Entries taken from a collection
◇ ◇ ◇ ◇ ◇

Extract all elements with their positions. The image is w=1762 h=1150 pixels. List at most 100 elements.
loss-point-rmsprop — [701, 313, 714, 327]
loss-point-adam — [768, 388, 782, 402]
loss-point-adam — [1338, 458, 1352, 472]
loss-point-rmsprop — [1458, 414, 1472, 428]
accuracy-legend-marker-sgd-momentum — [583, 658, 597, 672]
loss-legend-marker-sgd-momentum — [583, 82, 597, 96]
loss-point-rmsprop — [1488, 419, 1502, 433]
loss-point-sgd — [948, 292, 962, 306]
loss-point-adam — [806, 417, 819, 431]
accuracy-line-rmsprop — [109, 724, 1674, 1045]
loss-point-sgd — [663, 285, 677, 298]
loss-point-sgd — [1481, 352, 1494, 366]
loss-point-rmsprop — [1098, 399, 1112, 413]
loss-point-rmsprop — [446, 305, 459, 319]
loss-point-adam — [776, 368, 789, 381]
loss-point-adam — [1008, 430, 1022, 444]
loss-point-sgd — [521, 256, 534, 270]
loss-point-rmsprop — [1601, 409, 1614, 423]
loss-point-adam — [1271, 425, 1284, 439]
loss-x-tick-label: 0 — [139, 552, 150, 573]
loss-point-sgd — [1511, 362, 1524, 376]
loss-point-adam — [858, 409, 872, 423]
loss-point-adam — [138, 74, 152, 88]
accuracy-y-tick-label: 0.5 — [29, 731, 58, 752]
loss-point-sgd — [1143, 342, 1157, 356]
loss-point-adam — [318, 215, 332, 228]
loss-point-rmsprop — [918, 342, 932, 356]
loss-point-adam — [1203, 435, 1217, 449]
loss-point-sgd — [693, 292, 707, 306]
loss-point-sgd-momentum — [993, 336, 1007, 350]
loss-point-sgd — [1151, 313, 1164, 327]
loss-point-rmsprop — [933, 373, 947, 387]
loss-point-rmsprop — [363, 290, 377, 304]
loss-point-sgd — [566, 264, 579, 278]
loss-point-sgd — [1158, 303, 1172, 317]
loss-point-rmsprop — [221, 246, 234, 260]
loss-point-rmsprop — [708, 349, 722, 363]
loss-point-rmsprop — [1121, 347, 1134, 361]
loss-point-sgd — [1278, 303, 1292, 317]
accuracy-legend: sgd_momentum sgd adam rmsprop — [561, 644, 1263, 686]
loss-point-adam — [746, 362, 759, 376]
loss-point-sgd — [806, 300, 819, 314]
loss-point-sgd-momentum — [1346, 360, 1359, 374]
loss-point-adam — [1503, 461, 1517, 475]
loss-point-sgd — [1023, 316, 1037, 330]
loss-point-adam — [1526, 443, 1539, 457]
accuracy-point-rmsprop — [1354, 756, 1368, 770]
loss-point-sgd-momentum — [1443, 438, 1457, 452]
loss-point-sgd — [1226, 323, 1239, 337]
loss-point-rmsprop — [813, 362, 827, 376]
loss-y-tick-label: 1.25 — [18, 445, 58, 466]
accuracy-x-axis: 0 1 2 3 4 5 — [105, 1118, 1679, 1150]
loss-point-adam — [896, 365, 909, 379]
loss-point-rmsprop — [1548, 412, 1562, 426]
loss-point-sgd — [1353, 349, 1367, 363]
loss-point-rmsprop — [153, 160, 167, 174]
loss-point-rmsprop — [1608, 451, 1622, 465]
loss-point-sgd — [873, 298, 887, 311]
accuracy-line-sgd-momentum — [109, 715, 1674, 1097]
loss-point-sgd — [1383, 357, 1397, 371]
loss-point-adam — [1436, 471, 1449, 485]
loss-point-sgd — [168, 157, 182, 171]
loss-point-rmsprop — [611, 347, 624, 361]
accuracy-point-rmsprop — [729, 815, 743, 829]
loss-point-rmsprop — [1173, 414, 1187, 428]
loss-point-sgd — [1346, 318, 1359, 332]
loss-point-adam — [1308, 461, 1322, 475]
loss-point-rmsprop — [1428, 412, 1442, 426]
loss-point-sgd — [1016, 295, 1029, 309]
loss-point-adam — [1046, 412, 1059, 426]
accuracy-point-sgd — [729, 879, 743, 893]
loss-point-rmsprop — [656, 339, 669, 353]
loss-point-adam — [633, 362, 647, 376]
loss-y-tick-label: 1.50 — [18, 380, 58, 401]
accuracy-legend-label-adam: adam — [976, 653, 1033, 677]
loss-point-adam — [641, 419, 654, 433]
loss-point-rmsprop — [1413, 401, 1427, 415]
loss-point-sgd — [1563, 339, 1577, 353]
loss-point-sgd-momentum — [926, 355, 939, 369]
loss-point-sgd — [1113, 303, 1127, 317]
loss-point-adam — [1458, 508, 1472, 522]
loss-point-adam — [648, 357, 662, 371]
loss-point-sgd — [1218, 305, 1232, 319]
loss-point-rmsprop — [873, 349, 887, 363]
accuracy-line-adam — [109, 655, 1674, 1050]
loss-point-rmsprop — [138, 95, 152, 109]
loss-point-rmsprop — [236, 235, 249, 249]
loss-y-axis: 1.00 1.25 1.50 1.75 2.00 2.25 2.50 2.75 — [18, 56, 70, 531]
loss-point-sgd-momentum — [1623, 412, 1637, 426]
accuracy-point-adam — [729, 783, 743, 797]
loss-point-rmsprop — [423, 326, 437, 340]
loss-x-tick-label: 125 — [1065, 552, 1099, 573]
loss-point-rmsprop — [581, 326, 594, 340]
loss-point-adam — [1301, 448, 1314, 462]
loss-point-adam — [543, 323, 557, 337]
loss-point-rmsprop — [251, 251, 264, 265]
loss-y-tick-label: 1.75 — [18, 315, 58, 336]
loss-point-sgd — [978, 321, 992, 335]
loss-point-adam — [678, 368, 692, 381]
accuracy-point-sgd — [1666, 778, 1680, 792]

◇ ◇ ◇ ◇ ◇

= REQUIRED WORK =
Copy out the listing word for word, from its first line through the line containing "loss-point-adam — [806, 417, 819, 431]", including that line.

= EXERCISE RESPONSE =
Extract all elements with their positions. The image is w=1762 h=1150 pixels. List at most 100 elements.
loss-point-rmsprop — [701, 313, 714, 327]
loss-point-adam — [768, 388, 782, 402]
loss-point-adam — [1338, 458, 1352, 472]
loss-point-rmsprop — [1458, 414, 1472, 428]
accuracy-legend-marker-sgd-momentum — [583, 658, 597, 672]
loss-legend-marker-sgd-momentum — [583, 82, 597, 96]
loss-point-rmsprop — [1488, 419, 1502, 433]
loss-point-sgd — [948, 292, 962, 306]
loss-point-adam — [806, 417, 819, 431]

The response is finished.